» **Task to carry out**
Output the material beneath exactly, leaving nothing out.

» **Provided data**
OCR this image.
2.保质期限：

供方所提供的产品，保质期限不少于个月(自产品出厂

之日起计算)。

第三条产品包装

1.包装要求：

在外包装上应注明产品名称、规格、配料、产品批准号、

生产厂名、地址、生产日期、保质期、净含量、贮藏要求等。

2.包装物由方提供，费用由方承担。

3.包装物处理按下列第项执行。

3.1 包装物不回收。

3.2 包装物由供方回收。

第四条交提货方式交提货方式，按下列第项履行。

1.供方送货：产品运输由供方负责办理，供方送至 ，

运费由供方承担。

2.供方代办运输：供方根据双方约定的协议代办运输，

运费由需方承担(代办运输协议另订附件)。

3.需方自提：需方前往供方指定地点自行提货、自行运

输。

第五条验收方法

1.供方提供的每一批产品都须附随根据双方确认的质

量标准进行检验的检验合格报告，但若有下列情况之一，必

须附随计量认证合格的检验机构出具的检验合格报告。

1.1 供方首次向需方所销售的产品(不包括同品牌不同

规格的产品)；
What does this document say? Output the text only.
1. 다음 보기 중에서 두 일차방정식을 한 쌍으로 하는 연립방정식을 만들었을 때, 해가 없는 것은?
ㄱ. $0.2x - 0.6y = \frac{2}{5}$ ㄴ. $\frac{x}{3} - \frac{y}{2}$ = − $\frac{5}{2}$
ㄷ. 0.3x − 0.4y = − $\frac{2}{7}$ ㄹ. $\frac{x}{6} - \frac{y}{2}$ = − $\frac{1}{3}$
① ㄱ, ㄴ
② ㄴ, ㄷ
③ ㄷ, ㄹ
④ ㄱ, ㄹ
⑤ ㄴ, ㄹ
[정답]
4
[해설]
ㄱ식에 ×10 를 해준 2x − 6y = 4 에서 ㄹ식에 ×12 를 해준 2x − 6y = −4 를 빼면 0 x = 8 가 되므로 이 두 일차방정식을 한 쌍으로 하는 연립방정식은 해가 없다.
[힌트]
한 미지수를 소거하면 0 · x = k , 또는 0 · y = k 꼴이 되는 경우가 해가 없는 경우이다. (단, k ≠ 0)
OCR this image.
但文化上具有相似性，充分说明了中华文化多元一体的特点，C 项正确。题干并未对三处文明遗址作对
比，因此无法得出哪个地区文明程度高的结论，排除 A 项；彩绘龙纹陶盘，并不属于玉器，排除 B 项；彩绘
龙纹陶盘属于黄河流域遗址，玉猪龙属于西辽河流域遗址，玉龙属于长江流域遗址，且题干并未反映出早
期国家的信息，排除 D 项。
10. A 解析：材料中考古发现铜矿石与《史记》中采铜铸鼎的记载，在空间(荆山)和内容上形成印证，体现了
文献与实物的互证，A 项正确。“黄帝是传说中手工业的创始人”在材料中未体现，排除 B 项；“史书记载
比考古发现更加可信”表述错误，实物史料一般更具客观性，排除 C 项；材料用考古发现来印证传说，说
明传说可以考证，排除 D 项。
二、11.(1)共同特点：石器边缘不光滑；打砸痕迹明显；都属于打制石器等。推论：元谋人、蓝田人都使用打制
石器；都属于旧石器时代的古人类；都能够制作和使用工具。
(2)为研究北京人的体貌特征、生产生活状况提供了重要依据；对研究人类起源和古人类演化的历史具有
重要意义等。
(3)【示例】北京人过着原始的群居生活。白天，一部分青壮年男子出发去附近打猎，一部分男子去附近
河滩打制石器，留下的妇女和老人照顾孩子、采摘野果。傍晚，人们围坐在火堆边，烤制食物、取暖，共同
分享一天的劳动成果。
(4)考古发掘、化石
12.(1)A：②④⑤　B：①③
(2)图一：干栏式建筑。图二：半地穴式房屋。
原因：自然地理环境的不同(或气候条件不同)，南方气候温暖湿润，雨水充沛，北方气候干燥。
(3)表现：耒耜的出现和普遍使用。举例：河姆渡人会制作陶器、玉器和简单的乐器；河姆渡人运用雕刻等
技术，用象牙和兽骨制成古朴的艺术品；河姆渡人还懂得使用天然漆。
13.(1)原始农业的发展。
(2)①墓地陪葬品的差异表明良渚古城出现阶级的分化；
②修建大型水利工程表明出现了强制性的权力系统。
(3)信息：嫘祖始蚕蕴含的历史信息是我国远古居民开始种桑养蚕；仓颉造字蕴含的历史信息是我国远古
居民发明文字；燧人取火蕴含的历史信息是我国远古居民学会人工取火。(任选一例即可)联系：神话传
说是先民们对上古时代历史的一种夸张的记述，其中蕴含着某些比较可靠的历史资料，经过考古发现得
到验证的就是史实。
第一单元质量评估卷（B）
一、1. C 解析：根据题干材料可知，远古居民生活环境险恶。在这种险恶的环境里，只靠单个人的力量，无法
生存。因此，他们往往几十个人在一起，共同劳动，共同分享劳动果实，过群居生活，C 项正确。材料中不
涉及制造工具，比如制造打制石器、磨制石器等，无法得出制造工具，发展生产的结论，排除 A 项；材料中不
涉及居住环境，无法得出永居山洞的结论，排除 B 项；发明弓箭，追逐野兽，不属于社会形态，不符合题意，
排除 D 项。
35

» **Finished task**
OCR this image.
2.保质期限：

供方所提供的产品，保质期限不少于个月(自产品出厂

之日起计算)。

第三条产品包装

1.包装要求：

在外包装上应注明产品名称、规格、配料、产品批准号、

生产厂名、地址、生产日期、保质期、净含量、贮藏要求等。

2.包装物由方提供，费用由方承担。

3.包装物处理按下列第项执行。

3.1 包装物不回收。

3.2 包装物由供方回收。

第四条交提货方式交提货方式，按下列第项履行。

1.供方送货：产品运输由供方负责办理，供方送至 ，

运费由供方承担。

2.供方代办运输：供方根据双方约定的协议代办运输，

运费由需方承担(代办运输协议另订附件)。

3.需方自提：需方前往供方指定地点自行提货、自行运

输。

第五条验收方法

1.供方提供的每一批产品都须附随根据双方确认的质

量标准进行检验的检验合格报告，但若有下列情况之一，必

须附随计量认证合格的检验机构出具的检验合格报告。

1.1 供方首次向需方所销售的产品(不包括同品牌不同

规格的产品)；
What does this document say? Output the text only.
1. 다음 보기 중에서 두 일차방정식을 한 쌍으로 하는 연립방정식을 만들었을 때, 해가 없는 것은?
ㄱ. $0.2x - 0.6y = \frac{2}{5}$ ㄴ. $\frac{x}{3} - \frac{y}{2}$ = − $\frac{5}{2}$
ㄷ. 0.3x − 0.4y = − $\frac{2}{7}$ ㄹ. $\frac{x}{6} - \frac{y}{2}$ = − $\frac{1}{3}$
① ㄱ, ㄴ
② ㄴ, ㄷ
③ ㄷ, ㄹ
④ ㄱ, ㄹ
⑤ ㄴ, ㄹ
[정답]
4
[해설]
ㄱ식에 ×10 를 해준 2x − 6y = 4 에서 ㄹ식에 ×12 를 해준 2x − 6y = −4 를 빼면 0 x = 8 가 되므로 이 두 일차방정식을 한 쌍으로 하는 연립방정식은 해가 없다.
[힌트]
한 미지수를 소거하면 0 · x = k , 또는 0 · y = k 꼴이 되는 경우가 해가 없는 경우이다. (단, k ≠ 0)
OCR this image.
但文化上具有相似性，充分说明了中华文化多元一体的特点，C 项正确。题干并未对三处文明遗址作对
比，因此无法得出哪个地区文明程度高的结论，排除 A 项；彩绘龙纹陶盘，并不属于玉器，排除 B 项；彩绘
龙纹陶盘属于黄河流域遗址，玉猪龙属于西辽河流域遗址，玉龙属于长江流域遗址，且题干并未反映出早
期国家的信息，排除 D 项。
10. A 解析：材料中考古发现铜矿石与《史记》中采铜铸鼎的记载，在空间(荆山)和内容上形成印证，体现了
文献与实物的互证，A 项正确。“黄帝是传说中手工业的创始人”在材料中未体现，排除 B 项；“史书记载
比考古发现更加可信”表述错误，实物史料一般更具客观性，排除 C 项；材料用考古发现来印证传说，说
明传说可以考证，排除 D 项。
二、11.(1)共同特点：石器边缘不光滑；打砸痕迹明显；都属于打制石器等。推论：元谋人、蓝田人都使用打制
石器；都属于旧石器时代的古人类；都能够制作和使用工具。
(2)为研究北京人的体貌特征、生产生活状况提供了重要依据；对研究人类起源和古人类演化的历史具有
重要意义等。
(3)【示例】北京人过着原始的群居生活。白天，一部分青壮年男子出发去附近打猎，一部分男子去附近
河滩打制石器，留下的妇女和老人照顾孩子、采摘野果。傍晚，人们围坐在火堆边，烤制食物、取暖，共同
分享一天的劳动成果。
(4)考古发掘、化石
12.(1)A：②④⑤　B：①③
(2)图一：干栏式建筑。图二：半地穴式房屋。
原因：自然地理环境的不同(或气候条件不同)，南方气候温暖湿润，雨水充沛，北方气候干燥。
(3)表现：耒耜的出现和普遍使用。举例：河姆渡人会制作陶器、玉器和简单的乐器；河姆渡人运用雕刻等
技术，用象牙和兽骨制成古朴的艺术品；河姆渡人还懂得使用天然漆。
13.(1)原始农业的发展。
(2)①墓地陪葬品的差异表明良渚古城出现阶级的分化；
②修建大型水利工程表明出现了强制性的权力系统。
(3)信息：嫘祖始蚕蕴含的历史信息是我国远古居民开始种桑养蚕；仓颉造字蕴含的历史信息是我国远古
居民发明文字；燧人取火蕴含的历史信息是我国远古居民学会人工取火。(任选一例即可)联系：神话传
说是先民们对上古时代历史的一种夸张的记述，其中蕴含着某些比较可靠的历史资料，经过考古发现得
到验证的就是史实。
第一单元质量评估卷（B）
一、1. C 解析：根据题干材料可知，远古居民生活环境险恶。在这种险恶的环境里，只靠单个人的力量，无法
生存。因此，他们往往几十个人在一起，共同劳动，共同分享劳动果实，过群居生活，C 项正确。材料中不
涉及制造工具，比如制造打制石器、磨制石器等，无法得出制造工具，发展生产的结论，排除 A 项；材料中不
涉及居住环境，无法得出永居山洞的结论，排除 B 项；发明弓箭，追逐野兽，不属于社会形态，不符合题意，
排除 D 项。
35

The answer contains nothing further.